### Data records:
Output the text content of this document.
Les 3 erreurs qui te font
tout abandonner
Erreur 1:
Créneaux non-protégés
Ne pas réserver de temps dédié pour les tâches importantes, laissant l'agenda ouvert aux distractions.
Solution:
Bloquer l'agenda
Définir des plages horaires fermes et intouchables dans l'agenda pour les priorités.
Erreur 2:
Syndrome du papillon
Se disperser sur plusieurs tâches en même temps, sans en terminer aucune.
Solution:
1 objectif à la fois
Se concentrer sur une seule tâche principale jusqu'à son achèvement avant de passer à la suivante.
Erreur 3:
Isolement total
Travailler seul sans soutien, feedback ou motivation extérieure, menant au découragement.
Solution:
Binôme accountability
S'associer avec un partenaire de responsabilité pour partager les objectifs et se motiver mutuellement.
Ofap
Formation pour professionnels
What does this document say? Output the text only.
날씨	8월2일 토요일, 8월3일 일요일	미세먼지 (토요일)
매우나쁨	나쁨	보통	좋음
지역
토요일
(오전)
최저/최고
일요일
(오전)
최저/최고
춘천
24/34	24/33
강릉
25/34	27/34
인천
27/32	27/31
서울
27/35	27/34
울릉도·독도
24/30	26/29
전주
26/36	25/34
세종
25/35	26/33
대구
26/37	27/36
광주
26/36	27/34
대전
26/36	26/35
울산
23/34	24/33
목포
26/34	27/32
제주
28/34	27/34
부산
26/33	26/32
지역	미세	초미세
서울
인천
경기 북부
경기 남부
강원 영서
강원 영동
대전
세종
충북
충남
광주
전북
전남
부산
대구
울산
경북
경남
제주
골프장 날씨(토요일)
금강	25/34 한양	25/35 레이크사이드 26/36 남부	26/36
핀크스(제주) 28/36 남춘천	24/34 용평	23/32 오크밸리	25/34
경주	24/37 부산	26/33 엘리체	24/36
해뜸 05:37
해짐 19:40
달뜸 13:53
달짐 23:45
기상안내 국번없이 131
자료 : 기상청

### Problem details:
Your task is to retype all of the records exactly.

### Written solution:
Output the text content of this document.
Les 3 erreurs qui te font
tout abandonner
Erreur 1:
Créneaux non-protégés
Ne pas réserver de temps dédié pour les tâches importantes, laissant l'agenda ouvert aux distractions.
Solution:
Bloquer l'agenda
Définir des plages horaires fermes et intouchables dans l'agenda pour les priorités.
Erreur 2:
Syndrome du papillon
Se disperser sur plusieurs tâches en même temps, sans en terminer aucune.
Solution:
1 objectif à la fois
Se concentrer sur une seule tâche principale jusqu'à son achèvement avant de passer à la suivante.
Erreur 3:
Isolement total
Travailler seul sans soutien, feedback ou motivation extérieure, menant au découragement.
Solution:
Binôme accountability
S'associer avec un partenaire de responsabilité pour partager les objectifs et se motiver mutuellement.
Ofap
Formation pour professionnels
What does this document say? Output the text only.
날씨	8월2일 토요일, 8월3일 일요일	미세먼지 (토요일)
매우나쁨	나쁨	보통	좋음
지역
토요일
(오전)
최저/최고
일요일
(오전)
최저/최고
춘천
24/34	24/33
강릉
25/34	27/34
인천
27/32	27/31
서울
27/35	27/34
울릉도·독도
24/30	26/29
전주
26/36	25/34
세종
25/35	26/33
대구
26/37	27/36
광주
26/36	27/34
대전
26/36	26/35
울산
23/34	24/33
목포
26/34	27/32
제주
28/34	27/34
부산
26/33	26/32
지역	미세	초미세
서울
인천
경기 북부
경기 남부
강원 영서
강원 영동
대전
세종
충북
충남
광주
전북
전남
부산
대구
울산
경북
경남
제주
골프장 날씨(토요일)
금강	25/34 한양	25/35 레이크사이드 26/36 남부	26/36
핀크스(제주) 28/36 남춘천	24/34 용평	23/32 오크밸리	25/34
경주	24/37 부산	26/33 엘리체	24/36
해뜸 05:37
해짐 19:40
달뜸 13:53
달짐 23:45
기상안내 국번없이 131
자료 : 기상청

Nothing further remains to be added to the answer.